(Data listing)
--- Start ---
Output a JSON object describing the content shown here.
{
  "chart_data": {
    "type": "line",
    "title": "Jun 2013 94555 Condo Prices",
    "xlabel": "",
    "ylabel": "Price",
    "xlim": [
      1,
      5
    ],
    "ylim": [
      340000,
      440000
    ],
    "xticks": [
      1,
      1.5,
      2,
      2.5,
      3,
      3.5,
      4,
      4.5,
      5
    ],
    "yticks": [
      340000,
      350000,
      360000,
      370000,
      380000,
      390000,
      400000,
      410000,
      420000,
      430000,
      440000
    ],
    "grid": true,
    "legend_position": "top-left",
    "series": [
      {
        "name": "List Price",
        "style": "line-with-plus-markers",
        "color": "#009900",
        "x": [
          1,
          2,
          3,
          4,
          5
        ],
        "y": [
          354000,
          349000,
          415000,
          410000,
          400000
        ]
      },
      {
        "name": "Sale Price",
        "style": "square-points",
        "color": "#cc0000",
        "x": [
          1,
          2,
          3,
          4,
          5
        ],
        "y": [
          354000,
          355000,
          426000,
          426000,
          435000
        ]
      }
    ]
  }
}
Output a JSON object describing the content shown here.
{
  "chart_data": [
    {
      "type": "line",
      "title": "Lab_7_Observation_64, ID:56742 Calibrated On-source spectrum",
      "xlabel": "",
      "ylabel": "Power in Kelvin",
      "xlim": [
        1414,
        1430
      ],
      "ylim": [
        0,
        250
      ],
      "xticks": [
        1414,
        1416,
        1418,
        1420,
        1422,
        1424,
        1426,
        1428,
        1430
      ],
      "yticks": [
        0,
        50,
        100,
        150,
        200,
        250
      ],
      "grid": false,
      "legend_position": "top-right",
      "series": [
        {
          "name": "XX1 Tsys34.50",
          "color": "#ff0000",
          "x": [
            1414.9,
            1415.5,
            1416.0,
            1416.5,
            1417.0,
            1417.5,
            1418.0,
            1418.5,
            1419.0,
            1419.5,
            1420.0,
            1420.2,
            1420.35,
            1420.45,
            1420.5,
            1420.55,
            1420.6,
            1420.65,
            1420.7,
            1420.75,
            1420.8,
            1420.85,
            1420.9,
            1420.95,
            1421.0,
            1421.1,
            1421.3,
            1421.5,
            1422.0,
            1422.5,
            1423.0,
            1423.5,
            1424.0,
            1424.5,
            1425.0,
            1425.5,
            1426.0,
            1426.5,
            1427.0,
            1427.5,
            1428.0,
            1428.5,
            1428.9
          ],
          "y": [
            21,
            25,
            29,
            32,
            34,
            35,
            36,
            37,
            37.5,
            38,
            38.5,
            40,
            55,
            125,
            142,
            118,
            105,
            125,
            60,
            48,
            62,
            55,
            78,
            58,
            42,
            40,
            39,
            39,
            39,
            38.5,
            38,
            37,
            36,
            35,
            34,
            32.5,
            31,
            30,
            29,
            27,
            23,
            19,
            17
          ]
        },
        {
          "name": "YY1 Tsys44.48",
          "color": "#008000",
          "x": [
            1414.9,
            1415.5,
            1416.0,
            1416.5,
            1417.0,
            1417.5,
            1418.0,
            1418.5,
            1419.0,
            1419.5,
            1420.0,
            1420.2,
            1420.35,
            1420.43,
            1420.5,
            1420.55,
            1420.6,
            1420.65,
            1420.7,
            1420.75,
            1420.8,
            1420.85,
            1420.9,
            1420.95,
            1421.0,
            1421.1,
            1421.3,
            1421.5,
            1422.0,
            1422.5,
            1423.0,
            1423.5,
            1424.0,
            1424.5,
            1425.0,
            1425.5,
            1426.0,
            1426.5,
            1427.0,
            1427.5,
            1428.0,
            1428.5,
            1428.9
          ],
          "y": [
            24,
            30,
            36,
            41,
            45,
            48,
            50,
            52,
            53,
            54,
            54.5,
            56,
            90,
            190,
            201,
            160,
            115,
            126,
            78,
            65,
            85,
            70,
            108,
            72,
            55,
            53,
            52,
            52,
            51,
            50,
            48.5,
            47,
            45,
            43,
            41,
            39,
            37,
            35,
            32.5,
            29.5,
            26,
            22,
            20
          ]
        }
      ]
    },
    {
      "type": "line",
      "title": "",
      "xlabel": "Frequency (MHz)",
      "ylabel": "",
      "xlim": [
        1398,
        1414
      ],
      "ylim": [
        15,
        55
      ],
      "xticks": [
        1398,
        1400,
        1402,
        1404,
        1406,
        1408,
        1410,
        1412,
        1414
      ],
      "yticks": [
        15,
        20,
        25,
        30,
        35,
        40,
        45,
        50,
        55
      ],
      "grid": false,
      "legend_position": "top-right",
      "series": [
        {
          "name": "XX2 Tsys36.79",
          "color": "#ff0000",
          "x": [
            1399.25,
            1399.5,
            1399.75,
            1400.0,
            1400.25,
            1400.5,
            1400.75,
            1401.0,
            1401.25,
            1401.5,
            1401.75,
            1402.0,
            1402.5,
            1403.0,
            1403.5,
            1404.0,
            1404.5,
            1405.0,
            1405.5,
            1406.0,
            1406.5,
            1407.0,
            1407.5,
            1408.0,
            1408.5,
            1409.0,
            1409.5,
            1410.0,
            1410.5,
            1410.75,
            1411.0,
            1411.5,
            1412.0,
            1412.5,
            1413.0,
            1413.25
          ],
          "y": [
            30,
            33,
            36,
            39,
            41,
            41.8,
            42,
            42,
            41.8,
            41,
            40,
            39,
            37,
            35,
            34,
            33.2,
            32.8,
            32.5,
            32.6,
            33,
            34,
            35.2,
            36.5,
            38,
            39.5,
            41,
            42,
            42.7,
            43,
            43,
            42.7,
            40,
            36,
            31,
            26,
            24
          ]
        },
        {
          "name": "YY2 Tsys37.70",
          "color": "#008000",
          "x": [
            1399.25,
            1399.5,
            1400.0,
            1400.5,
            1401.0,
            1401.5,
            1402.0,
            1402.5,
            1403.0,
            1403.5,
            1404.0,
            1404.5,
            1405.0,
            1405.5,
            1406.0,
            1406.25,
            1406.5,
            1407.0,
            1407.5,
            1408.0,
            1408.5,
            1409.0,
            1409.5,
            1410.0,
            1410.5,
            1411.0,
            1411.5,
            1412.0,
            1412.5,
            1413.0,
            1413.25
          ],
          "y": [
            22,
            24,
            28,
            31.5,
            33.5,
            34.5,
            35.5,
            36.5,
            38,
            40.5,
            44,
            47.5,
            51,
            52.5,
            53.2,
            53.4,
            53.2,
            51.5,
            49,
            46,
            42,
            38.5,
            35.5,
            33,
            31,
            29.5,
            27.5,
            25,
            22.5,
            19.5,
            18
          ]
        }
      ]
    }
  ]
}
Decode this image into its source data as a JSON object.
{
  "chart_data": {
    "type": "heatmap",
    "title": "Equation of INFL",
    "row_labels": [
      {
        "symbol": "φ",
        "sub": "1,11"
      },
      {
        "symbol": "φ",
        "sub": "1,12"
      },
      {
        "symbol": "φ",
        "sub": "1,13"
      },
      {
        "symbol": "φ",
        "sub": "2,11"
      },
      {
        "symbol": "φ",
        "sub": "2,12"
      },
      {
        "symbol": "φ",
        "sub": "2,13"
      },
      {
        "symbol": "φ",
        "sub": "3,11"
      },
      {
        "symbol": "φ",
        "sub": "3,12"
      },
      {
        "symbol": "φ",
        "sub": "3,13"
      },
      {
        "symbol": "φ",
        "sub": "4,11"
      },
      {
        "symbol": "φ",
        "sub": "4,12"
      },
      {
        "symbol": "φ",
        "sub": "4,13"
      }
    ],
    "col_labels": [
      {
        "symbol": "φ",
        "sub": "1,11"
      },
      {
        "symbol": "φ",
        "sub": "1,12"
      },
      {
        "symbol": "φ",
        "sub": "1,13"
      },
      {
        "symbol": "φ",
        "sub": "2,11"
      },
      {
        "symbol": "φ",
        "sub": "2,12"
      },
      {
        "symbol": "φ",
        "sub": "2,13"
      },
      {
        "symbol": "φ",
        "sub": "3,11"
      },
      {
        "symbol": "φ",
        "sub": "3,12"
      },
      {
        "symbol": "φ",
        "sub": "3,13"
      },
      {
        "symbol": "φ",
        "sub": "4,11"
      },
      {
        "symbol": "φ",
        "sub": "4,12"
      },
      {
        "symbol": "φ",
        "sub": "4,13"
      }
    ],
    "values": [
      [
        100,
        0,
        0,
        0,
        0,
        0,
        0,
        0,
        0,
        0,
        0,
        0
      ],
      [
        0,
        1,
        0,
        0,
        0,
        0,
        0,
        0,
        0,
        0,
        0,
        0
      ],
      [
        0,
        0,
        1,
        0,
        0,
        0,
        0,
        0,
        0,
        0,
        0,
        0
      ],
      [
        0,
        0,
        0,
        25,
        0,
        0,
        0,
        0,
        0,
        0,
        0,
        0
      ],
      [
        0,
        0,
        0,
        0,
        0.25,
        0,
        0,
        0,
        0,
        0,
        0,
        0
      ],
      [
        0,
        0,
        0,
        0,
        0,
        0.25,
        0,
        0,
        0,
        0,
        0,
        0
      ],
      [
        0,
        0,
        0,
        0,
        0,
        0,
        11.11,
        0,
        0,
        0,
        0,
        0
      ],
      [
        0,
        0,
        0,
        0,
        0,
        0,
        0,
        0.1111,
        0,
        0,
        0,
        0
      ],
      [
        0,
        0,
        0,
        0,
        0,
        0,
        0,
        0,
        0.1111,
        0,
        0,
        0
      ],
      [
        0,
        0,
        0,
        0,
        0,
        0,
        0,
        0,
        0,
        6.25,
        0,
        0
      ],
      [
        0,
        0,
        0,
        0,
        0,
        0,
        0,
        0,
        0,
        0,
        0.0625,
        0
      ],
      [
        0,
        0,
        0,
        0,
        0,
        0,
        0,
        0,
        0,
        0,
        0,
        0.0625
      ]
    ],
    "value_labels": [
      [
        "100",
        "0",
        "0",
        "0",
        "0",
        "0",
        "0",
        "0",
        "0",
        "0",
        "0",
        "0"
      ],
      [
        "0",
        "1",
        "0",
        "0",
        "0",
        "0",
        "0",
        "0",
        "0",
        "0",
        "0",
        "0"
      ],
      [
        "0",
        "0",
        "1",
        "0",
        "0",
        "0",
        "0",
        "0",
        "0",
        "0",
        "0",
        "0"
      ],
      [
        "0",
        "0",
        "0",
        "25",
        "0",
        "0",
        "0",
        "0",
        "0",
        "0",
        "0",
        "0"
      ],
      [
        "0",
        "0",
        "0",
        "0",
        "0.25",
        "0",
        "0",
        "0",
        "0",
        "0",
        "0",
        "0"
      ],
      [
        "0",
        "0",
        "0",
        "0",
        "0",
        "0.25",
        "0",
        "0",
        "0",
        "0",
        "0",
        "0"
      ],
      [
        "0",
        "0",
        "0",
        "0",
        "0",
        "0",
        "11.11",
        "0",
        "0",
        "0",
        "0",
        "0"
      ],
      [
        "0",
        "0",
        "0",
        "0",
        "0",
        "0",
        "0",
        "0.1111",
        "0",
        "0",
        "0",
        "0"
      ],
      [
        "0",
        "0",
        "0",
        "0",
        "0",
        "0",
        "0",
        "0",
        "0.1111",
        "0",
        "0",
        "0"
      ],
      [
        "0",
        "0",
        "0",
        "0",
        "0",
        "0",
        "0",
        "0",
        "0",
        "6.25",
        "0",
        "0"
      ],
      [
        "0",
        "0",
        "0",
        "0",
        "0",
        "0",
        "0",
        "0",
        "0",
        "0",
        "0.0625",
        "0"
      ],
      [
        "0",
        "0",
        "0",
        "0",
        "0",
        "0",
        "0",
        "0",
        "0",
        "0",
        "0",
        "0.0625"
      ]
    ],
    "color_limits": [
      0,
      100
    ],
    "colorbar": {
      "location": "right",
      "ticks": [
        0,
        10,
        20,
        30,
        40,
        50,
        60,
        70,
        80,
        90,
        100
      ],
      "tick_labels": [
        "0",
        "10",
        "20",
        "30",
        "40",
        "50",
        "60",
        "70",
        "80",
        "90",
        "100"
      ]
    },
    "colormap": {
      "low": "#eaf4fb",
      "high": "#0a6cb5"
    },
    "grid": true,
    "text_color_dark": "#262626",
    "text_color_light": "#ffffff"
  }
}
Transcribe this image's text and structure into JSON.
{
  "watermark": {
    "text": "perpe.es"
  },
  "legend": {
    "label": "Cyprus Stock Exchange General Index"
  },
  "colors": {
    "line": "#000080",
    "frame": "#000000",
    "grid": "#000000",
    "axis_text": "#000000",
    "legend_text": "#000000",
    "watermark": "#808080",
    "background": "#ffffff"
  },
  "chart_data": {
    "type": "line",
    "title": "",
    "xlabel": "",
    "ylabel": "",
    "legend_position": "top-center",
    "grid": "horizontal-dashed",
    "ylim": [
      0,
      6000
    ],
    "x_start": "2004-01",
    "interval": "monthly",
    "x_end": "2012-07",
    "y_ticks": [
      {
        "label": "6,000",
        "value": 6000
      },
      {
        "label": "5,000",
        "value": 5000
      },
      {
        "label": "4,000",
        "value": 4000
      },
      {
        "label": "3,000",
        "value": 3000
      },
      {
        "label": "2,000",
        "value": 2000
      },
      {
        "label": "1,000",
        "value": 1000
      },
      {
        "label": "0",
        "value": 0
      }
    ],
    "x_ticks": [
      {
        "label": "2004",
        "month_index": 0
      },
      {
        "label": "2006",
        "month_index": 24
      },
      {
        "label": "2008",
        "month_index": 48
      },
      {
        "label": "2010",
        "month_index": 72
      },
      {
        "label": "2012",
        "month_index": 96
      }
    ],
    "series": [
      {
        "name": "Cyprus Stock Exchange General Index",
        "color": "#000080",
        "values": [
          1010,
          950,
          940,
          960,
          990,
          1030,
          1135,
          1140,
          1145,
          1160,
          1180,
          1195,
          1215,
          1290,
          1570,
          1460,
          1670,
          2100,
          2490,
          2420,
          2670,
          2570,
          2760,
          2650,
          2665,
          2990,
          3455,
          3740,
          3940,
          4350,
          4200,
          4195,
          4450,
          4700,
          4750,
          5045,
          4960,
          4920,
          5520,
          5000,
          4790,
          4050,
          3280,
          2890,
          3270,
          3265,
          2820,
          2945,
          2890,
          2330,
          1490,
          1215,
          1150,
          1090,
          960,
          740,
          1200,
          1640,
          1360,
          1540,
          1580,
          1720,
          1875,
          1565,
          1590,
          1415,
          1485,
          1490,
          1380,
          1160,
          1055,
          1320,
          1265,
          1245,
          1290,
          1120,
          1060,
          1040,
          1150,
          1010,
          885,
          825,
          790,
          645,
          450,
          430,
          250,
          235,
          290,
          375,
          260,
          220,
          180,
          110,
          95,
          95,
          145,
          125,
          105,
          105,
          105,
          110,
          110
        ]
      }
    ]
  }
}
--- End ---
— CHALLENGE —
Show every line where the string "xlabel" appears.

— ANSWER IN FULL —
    "xlabel": "",
      "xlabel": "",
      "xlabel": "Frequency (MHz)",
    "xlabel": "",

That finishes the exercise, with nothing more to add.